::: RECORDS SUPPLIED
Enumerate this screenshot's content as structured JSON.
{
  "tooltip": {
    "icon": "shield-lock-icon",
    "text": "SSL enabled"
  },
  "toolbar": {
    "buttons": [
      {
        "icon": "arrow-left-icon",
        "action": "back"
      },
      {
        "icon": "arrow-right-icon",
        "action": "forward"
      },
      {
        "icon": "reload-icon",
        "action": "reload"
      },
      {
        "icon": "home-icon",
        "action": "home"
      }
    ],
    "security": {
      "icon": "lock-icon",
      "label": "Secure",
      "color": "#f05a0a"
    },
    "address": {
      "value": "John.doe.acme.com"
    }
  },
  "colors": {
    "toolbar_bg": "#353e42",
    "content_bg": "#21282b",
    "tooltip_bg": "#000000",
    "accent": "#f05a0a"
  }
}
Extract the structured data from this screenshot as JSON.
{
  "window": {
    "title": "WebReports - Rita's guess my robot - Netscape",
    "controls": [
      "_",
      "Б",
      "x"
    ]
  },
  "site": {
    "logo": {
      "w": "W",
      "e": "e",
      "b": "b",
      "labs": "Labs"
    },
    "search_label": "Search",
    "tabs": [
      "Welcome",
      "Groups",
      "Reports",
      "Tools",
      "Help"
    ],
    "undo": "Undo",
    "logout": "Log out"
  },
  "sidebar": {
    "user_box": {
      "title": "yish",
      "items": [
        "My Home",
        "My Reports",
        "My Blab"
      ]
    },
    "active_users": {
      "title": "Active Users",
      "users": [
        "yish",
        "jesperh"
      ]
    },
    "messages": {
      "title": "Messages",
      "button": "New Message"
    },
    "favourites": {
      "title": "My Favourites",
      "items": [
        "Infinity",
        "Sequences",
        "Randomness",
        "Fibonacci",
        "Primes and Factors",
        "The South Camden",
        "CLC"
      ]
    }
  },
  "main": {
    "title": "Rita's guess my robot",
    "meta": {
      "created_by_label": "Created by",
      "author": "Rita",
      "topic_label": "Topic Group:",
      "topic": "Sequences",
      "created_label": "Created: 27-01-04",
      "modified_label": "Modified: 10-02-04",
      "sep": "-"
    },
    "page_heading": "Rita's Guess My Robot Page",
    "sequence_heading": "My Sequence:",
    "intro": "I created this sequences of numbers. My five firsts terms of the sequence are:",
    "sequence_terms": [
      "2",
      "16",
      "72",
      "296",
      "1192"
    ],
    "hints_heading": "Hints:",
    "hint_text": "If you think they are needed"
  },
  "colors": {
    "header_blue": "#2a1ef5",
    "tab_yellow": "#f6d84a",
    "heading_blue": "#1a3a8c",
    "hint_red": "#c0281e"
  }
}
::::::
**WHAT TO DO**
Scan the entries above for the word "structured" and collect each line holding it.

**SOLUTION TO THIS PROBLEM**
Enumerate this screenshot's content as structured JSON.
Extract the structured data from this screenshot as JSON.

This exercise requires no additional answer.